> [PROBLEM REQUIREMENTS]
Can you transcribe every record below exactly as it appears?
-------- EXERCISE MATERIALS --------
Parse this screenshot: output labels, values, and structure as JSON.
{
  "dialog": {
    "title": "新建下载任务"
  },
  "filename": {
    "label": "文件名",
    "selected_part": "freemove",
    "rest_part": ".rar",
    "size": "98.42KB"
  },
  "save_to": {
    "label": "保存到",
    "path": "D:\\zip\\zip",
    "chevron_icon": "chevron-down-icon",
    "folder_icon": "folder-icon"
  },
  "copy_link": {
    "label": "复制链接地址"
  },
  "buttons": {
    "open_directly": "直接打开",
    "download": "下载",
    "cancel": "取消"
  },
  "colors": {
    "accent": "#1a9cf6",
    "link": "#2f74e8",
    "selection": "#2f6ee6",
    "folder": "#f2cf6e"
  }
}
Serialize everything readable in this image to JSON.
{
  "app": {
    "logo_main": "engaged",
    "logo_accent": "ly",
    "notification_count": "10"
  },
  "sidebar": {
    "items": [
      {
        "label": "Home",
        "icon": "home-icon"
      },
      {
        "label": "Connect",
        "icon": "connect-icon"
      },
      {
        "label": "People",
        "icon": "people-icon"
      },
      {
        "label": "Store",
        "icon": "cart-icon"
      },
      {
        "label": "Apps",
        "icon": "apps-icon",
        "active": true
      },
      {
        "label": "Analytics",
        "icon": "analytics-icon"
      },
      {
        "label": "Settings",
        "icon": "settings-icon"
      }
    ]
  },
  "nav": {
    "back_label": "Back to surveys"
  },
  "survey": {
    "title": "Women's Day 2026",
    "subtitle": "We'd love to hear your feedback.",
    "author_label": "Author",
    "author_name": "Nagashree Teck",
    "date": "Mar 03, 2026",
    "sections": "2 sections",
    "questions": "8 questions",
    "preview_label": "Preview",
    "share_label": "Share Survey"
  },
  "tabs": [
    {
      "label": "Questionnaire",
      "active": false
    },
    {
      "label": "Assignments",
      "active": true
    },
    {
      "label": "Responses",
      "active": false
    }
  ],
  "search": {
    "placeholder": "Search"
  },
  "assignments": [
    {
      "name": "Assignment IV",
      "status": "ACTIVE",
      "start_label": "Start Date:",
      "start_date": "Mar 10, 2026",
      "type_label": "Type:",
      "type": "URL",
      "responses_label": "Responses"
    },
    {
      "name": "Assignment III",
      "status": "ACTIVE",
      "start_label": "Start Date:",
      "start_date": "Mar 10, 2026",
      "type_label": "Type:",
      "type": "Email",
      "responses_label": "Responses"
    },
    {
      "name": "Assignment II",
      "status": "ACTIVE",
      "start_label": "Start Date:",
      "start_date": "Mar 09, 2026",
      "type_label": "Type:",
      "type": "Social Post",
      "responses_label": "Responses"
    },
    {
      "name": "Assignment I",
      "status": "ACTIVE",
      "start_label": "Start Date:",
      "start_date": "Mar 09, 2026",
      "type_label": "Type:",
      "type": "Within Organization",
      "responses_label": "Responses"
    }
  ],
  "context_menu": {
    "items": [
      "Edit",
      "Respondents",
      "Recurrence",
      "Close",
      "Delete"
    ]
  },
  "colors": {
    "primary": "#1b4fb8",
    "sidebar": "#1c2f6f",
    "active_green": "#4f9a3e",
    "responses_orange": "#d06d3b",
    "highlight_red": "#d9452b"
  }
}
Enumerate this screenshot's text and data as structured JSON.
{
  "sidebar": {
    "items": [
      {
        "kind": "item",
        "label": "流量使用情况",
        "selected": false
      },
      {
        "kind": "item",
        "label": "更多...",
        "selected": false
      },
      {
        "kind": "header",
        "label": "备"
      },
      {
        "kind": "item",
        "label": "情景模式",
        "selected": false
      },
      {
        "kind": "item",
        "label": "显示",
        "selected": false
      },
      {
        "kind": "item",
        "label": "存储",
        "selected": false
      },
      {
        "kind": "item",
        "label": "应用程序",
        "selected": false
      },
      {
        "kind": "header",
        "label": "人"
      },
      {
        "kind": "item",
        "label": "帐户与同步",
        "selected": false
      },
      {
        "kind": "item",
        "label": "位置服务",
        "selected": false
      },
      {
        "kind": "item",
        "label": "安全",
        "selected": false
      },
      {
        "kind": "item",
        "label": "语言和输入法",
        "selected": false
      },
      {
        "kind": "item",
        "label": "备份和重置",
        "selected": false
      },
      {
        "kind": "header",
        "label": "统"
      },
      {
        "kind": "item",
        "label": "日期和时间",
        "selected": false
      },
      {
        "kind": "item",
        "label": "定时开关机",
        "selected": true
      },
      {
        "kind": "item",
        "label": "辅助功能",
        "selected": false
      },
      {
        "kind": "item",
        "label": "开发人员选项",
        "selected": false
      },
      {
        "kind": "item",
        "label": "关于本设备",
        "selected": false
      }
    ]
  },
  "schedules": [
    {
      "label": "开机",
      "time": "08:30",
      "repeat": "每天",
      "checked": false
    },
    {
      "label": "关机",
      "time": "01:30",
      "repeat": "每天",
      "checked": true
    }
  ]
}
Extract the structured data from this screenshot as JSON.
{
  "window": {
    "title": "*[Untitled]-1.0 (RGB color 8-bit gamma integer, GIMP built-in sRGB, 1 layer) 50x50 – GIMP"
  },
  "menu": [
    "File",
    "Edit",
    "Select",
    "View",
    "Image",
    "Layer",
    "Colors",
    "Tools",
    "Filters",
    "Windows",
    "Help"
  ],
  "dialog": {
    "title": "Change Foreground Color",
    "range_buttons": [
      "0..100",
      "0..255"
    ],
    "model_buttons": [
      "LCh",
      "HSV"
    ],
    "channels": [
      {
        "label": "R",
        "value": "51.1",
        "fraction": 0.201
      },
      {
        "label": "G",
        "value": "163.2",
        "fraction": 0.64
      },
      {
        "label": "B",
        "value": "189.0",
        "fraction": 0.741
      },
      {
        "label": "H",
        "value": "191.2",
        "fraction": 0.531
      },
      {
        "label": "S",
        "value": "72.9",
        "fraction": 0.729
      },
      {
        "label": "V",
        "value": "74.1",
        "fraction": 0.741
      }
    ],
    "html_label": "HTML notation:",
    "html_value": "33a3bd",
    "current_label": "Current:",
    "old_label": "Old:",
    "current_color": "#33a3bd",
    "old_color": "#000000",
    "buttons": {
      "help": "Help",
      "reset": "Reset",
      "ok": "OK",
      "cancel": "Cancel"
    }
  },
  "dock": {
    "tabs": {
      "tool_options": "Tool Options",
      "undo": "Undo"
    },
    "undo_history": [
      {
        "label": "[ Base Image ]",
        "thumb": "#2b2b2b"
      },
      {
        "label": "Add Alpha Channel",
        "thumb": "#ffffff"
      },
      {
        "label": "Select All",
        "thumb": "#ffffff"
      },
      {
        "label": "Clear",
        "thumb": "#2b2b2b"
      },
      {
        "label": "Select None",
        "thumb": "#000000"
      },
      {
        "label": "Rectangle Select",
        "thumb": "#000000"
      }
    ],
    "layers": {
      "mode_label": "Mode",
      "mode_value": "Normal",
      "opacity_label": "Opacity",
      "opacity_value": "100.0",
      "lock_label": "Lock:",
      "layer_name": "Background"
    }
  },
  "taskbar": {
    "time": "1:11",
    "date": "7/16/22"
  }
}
--------
> [TASK SOLUTION]
Parse this screenshot: output labels, values, and structure as JSON.
{
  "dialog": {
    "title": "新建下载任务"
  },
  "filename": {
    "label": "文件名",
    "selected_part": "freemove",
    "rest_part": ".rar",
    "size": "98.42KB"
  },
  "save_to": {
    "label": "保存到",
    "path": "D:\\zip\\zip",
    "chevron_icon": "chevron-down-icon",
    "folder_icon": "folder-icon"
  },
  "copy_link": {
    "label": "复制链接地址"
  },
  "buttons": {
    "open_directly": "直接打开",
    "download": "下载",
    "cancel": "取消"
  },
  "colors": {
    "accent": "#1a9cf6",
    "link": "#2f74e8",
    "selection": "#2f6ee6",
    "folder": "#f2cf6e"
  }
}
Serialize everything readable in this image to JSON.
{
  "app": {
    "logo_main": "engaged",
    "logo_accent": "ly",
    "notification_count": "10"
  },
  "sidebar": {
    "items": [
      {
        "label": "Home",
        "icon": "home-icon"
      },
      {
        "label": "Connect",
        "icon": "connect-icon"
      },
      {
        "label": "People",
        "icon": "people-icon"
      },
      {
        "label": "Store",
        "icon": "cart-icon"
      },
      {
        "label": "Apps",
        "icon": "apps-icon",
        "active": true
      },
      {
        "label": "Analytics",
        "icon": "analytics-icon"
      },
      {
        "label": "Settings",
        "icon": "settings-icon"
      }
    ]
  },
  "nav": {
    "back_label": "Back to surveys"
  },
  "survey": {
    "title": "Women's Day 2026",
    "subtitle": "We'd love to hear your feedback.",
    "author_label": "Author",
    "author_name": "Nagashree Teck",
    "date": "Mar 03, 2026",
    "sections": "2 sections",
    "questions": "8 questions",
    "preview_label": "Preview",
    "share_label": "Share Survey"
  },
  "tabs": [
    {
      "label": "Questionnaire",
      "active": false
    },
    {
      "label": "Assignments",
      "active": true
    },
    {
      "label": "Responses",
      "active": false
    }
  ],
  "search": {
    "placeholder": "Search"
  },
  "assignments": [
    {
      "name": "Assignment IV",
      "status": "ACTIVE",
      "start_label": "Start Date:",
      "start_date": "Mar 10, 2026",
      "type_label": "Type:",
      "type": "URL",
      "responses_label": "Responses"
    },
    {
      "name": "Assignment III",
      "status": "ACTIVE",
      "start_label": "Start Date:",
      "start_date": "Mar 10, 2026",
      "type_label": "Type:",
      "type": "Email",
      "responses_label": "Responses"
    },
    {
      "name": "Assignment II",
      "status": "ACTIVE",
      "start_label": "Start Date:",
      "start_date": "Mar 09, 2026",
      "type_label": "Type:",
      "type": "Social Post",
      "responses_label": "Responses"
    },
    {
      "name": "Assignment I",
      "status": "ACTIVE",
      "start_label": "Start Date:",
      "start_date": "Mar 09, 2026",
      "type_label": "Type:",
      "type": "Within Organization",
      "responses_label": "Responses"
    }
  ],
  "context_menu": {
    "items": [
      "Edit",
      "Respondents",
      "Recurrence",
      "Close",
      "Delete"
    ]
  },
  "colors": {
    "primary": "#1b4fb8",
    "sidebar": "#1c2f6f",
    "active_green": "#4f9a3e",
    "responses_orange": "#d06d3b",
    "highlight_red": "#d9452b"
  }
}
Enumerate this screenshot's text and data as structured JSON.
{
  "sidebar": {
    "items": [
      {
        "kind": "item",
        "label": "流量使用情况",
        "selected": false
      },
      {
        "kind": "item",
        "label": "更多...",
        "selected": false
      },
      {
        "kind": "header",
        "label": "备"
      },
      {
        "kind": "item",
        "label": "情景模式",
        "selected": false
      },
      {
        "kind": "item",
        "label": "显示",
        "selected": false
      },
      {
        "kind": "item",
        "label": "存储",
        "selected": false
      },
      {
        "kind": "item",
        "label": "应用程序",
        "selected": false
      },
      {
        "kind": "header",
        "label": "人"
      },
      {
        "kind": "item",
        "label": "帐户与同步",
        "selected": false
      },
      {
        "kind": "item",
        "label": "位置服务",
        "selected": false
      },
      {
        "kind": "item",
        "label": "安全",
        "selected": false
      },
      {
        "kind": "item",
        "label": "语言和输入法",
        "selected": false
      },
      {
        "kind": "item",
        "label": "备份和重置",
        "selected": false
      },
      {
        "kind": "header",
        "label": "统"
      },
      {
        "kind": "item",
        "label": "日期和时间",
        "selected": false
      },
      {
        "kind": "item",
        "label": "定时开关机",
        "selected": true
      },
      {
        "kind": "item",
        "label": "辅助功能",
        "selected": false
      },
      {
        "kind": "item",
        "label": "开发人员选项",
        "selected": false
      },
      {
        "kind": "item",
        "label": "关于本设备",
        "selected": false
      }
    ]
  },
  "schedules": [
    {
      "label": "开机",
      "time": "08:30",
      "repeat": "每天",
      "checked": false
    },
    {
      "label": "关机",
      "time": "01:30",
      "repeat": "每天",
      "checked": true
    }
  ]
}
Extract the structured data from this screenshot as JSON.
{
  "window": {
    "title": "*[Untitled]-1.0 (RGB color 8-bit gamma integer, GIMP built-in sRGB, 1 layer) 50x50 – GIMP"
  },
  "menu": [
    "File",
    "Edit",
    "Select",
    "View",
    "Image",
    "Layer",
    "Colors",
    "Tools",
    "Filters",
    "Windows",
    "Help"
  ],
  "dialog": {
    "title": "Change Foreground Color",
    "range_buttons": [
      "0..100",
      "0..255"
    ],
    "model_buttons": [
      "LCh",
      "HSV"
    ],
    "channels": [
      {
        "label": "R",
        "value": "51.1",
        "fraction": 0.201
      },
      {
        "label": "G",
        "value": "163.2",
        "fraction": 0.64
      },
      {
        "label": "B",
        "value": "189.0",
        "fraction": 0.741
      },
      {
        "label": "H",
        "value": "191.2",
        "fraction": 0.531
      },
      {
        "label": "S",
        "value": "72.9",
        "fraction": 0.729
      },
      {
        "label": "V",
        "value": "74.1",
        "fraction": 0.741
      }
    ],
    "html_label": "HTML notation:",
    "html_value": "33a3bd",
    "current_label": "Current:",
    "old_label": "Old:",
    "current_color": "#33a3bd",
    "old_color": "#000000",
    "buttons": {
      "help": "Help",
      "reset": "Reset",
      "ok": "OK",
      "cancel": "Cancel"
    }
  },
  "dock": {
    "tabs": {
      "tool_options": "Tool Options",
      "undo": "Undo"
    },
    "undo_history": [
      {
        "label": "[ Base Image ]",
        "thumb": "#2b2b2b"
      },
      {
        "label": "Add Alpha Channel",
        "thumb": "#ffffff"
      },
      {
        "label": "Select All",
        "thumb": "#ffffff"
      },
      {
        "label": "Clear",
        "thumb": "#2b2b2b"
      },
      {
        "label": "Select None",
        "thumb": "#000000"
      },
      {
        "label": "Rectangle Select",
        "thumb": "#000000"
      }
    ],
    "layers": {
      "mode_label": "Mode",
      "mode_value": "Normal",
      "opacity_label": "Opacity",
      "opacity_value": "100.0",
      "lock_label": "Lock:",
      "layer_name": "Background"
    }
  },
  "taskbar": {
    "time": "1:11",
    "date": "7/16/22"
  }
}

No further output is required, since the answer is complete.